- Short task: Give only the number of lines in the records that include the string "document".
--- Begin Supplied entries ---
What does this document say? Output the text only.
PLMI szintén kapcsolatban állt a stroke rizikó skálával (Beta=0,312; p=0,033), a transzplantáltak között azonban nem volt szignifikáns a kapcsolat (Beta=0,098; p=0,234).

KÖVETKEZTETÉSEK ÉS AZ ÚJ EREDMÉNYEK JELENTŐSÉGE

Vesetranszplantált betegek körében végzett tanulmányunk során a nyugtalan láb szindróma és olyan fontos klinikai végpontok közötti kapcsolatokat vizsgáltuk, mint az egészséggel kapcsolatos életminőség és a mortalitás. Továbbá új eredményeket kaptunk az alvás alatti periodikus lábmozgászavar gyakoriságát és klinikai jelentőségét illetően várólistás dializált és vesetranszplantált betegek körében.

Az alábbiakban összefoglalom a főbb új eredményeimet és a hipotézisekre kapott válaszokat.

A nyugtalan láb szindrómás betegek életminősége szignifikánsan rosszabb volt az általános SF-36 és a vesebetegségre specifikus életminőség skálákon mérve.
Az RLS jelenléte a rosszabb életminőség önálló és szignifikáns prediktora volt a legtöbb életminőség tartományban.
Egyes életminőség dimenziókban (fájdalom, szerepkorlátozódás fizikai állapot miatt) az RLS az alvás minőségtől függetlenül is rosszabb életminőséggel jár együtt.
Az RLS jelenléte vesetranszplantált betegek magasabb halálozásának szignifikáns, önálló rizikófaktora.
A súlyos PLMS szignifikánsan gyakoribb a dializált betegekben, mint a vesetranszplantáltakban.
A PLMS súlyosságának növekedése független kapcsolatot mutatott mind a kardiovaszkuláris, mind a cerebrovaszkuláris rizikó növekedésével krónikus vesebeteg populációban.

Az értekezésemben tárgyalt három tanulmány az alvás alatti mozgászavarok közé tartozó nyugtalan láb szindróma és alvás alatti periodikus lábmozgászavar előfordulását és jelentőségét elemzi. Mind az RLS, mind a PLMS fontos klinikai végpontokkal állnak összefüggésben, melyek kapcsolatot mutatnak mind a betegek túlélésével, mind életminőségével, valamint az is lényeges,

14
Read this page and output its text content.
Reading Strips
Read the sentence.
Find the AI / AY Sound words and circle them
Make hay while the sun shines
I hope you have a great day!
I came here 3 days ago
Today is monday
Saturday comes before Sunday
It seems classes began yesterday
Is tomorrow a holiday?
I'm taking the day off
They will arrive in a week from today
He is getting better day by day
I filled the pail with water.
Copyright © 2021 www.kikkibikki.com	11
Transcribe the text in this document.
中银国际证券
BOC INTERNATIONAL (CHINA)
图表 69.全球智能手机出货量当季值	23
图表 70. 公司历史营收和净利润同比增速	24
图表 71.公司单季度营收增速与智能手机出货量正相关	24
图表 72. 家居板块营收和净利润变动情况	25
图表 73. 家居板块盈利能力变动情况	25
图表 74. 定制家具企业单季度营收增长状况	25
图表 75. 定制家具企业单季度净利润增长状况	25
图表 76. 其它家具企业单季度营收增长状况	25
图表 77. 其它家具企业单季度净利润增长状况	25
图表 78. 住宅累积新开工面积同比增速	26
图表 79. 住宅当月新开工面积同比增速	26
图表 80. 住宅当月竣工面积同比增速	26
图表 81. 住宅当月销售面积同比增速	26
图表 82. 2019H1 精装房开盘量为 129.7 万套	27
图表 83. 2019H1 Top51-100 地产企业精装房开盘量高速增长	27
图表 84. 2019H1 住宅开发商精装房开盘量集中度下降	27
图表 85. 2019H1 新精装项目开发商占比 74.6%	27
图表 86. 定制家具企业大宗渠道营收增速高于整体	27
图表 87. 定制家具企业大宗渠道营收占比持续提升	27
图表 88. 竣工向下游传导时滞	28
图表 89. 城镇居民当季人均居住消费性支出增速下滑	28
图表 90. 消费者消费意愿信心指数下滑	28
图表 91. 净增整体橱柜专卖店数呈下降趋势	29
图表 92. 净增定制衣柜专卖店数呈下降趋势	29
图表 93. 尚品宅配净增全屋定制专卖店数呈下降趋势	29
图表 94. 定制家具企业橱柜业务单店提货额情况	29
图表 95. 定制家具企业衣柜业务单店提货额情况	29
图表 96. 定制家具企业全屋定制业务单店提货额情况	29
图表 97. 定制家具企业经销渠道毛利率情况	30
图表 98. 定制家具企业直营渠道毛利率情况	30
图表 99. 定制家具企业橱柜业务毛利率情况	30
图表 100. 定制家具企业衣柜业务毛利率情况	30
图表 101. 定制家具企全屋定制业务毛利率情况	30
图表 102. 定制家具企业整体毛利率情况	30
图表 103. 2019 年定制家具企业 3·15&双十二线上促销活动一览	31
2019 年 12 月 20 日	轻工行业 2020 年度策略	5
--- End Supplied entries ---
- Written answer: 2